-- Task to carry out --
Your task is to repeat all of the material exactly.

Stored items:
▬▬▬▬▬▬▬▬▬▬

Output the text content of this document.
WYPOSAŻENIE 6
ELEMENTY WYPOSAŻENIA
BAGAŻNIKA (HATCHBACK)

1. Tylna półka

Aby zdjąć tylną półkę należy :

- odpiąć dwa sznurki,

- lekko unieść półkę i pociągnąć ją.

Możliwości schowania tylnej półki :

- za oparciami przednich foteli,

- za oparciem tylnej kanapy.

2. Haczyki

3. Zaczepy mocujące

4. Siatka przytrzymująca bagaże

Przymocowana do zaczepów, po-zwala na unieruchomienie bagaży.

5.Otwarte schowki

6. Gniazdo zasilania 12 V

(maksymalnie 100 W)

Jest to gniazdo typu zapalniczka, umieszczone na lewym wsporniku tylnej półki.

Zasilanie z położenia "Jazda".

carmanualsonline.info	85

▬▬▬▬▬▬▬▬▬▬

-- The reply --
Output the text content of this document.
WYPOSAŻENIE 6
ELEMENTY WYPOSAŻENIA
BAGAŻNIKA (HATCHBACK)

1. Tylna półka

Aby zdjąć tylną półkę należy :

- odpiąć dwa sznurki,

- lekko unieść półkę i pociągnąć ją.

Możliwości schowania tylnej półki :

- za oparciami przednich foteli,

- za oparciem tylnej kanapy.

2. Haczyki

3. Zaczepy mocujące

4. Siatka przytrzymująca bagaże

Przymocowana do zaczepów, po-zwala na unieruchomienie bagaży.

5.Otwarte schowki

6. Gniazdo zasilania 12 V

(maksymalnie 100 W)

Jest to gniazdo typu zapalniczka, umieszczone na lewym wsporniku tylnej półki.

Zasilanie z położenia "Jazda".

carmanualsonline.info	85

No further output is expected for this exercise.